_EXERCISE PASSAGE_
Post the merger, the original plan was that I’d be the Chairman of Headstrong, relocate to India, and take care of the delivery from either Noida or Manila (Philippines) office. I wanted to make the delivery processes seamless. The way I saw it then was that I’d spend a few years to get the transition and delivery sorted, and then become a redundant member on the board. In fact, I wanted to retire after the merger, the second time I thought of doing so. Retirement was on my mind after I’d left HCL as well. 

But, in January 2004, the board called to say that the then CEO wasn’t up to the task of running Headstrong. He’d been hired essentially to downsize the team. In fact, at the office, if anybody spent time alone in his office, more often than not, they’d come out with a pink slip in their hand. The board didn’t want this atmosphere to continue, especially with a growth merger. They asked me to take over. I was given two options—either to take up the role for three months till they found somebody else, or commit to a two-year tenure. I remember vividly that I was stuck in a snowstorm when I got that call. I didn’t think it’d be good for the company to change the top management team so often. So, I decided to run it for two years, at least.

It was tougher than I’d thought. It took us time to integrate culturally. Even with the transition though, we managed to bring in some much-needed revenue. The company grew from $26 million revenue in 2004 to $56 million in 2005. We’ve grown consistently since then. In 2010, we brought in $217 million in revenue.

_RECORDS SHOWN_
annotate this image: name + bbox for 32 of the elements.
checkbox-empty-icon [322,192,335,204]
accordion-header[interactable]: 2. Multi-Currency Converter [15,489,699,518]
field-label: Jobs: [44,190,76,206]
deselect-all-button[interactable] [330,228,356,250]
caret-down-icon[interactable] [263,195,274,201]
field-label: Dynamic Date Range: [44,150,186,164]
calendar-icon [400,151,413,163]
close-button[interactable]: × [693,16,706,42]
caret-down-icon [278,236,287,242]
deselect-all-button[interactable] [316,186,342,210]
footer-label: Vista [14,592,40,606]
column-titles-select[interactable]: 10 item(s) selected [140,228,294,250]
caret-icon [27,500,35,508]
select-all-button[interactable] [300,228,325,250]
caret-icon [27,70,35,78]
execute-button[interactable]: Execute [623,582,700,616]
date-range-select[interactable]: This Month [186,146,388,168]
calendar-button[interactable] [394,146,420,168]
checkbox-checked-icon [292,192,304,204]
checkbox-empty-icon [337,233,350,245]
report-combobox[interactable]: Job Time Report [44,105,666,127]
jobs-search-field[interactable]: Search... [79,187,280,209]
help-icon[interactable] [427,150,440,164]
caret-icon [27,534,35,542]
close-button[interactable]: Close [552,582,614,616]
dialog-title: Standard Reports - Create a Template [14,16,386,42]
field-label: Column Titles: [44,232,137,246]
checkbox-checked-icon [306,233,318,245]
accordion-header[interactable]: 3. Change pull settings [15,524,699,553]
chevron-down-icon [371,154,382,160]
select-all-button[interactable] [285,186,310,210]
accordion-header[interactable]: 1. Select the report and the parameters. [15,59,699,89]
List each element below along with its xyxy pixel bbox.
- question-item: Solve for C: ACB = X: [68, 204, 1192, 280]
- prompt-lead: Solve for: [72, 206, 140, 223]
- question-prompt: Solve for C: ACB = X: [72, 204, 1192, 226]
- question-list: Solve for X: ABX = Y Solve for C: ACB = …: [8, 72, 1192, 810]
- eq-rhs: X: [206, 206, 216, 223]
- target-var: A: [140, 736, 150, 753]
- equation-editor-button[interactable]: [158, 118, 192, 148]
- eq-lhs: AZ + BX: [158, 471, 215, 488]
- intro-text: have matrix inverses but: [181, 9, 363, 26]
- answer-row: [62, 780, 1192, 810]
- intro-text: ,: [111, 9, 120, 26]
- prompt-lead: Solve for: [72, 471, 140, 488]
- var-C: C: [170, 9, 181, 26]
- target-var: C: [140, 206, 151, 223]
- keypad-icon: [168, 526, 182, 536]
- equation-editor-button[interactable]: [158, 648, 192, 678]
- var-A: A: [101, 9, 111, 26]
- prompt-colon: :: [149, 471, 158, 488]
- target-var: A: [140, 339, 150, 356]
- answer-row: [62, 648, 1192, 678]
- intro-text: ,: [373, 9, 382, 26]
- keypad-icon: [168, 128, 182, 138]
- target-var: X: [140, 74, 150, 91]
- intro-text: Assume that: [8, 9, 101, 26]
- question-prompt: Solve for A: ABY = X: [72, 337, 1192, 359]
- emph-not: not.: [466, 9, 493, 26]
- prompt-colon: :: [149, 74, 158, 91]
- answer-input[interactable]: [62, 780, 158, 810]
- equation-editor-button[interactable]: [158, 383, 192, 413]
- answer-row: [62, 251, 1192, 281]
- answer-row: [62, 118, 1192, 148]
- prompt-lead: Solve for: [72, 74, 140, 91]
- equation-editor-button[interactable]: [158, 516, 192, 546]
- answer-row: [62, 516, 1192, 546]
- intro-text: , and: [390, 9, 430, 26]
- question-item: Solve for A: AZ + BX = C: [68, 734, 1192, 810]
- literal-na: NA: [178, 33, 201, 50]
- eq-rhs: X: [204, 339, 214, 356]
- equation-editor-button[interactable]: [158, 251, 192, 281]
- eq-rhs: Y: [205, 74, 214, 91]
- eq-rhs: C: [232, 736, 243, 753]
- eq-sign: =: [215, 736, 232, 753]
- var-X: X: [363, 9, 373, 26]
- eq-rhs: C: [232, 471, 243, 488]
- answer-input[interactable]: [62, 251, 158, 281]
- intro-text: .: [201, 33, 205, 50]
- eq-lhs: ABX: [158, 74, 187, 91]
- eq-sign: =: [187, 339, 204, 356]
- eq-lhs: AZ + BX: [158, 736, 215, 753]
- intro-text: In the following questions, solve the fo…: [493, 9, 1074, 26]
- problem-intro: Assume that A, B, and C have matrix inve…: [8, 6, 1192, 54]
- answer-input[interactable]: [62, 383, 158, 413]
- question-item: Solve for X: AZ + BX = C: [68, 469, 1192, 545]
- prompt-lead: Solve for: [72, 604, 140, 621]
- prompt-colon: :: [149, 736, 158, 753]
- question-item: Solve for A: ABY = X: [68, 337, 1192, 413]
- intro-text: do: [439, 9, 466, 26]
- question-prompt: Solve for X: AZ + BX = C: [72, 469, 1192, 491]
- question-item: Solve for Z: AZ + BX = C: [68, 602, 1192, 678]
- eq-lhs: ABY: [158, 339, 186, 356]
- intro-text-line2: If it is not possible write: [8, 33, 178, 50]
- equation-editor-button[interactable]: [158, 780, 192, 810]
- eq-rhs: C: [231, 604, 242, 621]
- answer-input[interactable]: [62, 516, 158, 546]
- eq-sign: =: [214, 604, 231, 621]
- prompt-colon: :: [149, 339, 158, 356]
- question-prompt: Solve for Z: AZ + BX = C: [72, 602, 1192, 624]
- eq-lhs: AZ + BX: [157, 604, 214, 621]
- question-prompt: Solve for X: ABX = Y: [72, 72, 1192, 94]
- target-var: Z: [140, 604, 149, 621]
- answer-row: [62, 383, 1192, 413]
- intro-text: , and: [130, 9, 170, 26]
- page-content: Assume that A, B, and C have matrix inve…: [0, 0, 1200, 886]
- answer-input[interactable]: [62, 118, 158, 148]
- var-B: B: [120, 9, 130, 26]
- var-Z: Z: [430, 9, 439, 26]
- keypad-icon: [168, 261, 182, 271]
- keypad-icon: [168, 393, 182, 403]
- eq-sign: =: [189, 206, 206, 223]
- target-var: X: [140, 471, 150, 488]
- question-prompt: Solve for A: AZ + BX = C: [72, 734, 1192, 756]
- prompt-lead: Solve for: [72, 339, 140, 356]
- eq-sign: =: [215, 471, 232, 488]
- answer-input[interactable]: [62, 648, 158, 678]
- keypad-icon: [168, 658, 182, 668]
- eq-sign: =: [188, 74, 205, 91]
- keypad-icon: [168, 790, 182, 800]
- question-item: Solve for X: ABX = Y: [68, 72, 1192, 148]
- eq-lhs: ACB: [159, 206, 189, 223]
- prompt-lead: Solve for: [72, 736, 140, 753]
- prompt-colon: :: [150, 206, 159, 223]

_TO DO_
**1.** Rewrite the Headstrong text, beginning at the words "Post the merger, the" and stopping after "HCL as well.", substituting "Managing Director" for "Chairman".
**2.** Answer these questions using the Headstrong text.
(a) From which two offices could the delivery be handled under the original plan?
(b) In what month and year did the board call to ask the writer to take over?
(c) How much revenue did the company bring in during 2010?
The material has no connection to the Headstrong text.

_SOLUTIONS FOR EACH TASK_
**1.**
Post the merger, the original plan was that I’d be the Managing Director of Headstrong, relocate to India, and take care of the delivery from either Noida or Manila (Philippines) office. I wanted to make the delivery processes seamless. The way I saw it then was that I’d spend a few years to get the transition and delivery sorted, and then become a redundant member on the board. In fact, I wanted to retire after the merger, the second time I thought of doing so. Retirement was on my mind after I’d left HCL as well.

**2.**
(a) The Noida office or the Manila (Philippines) office.
(b) January 2004.
(c) $217 million.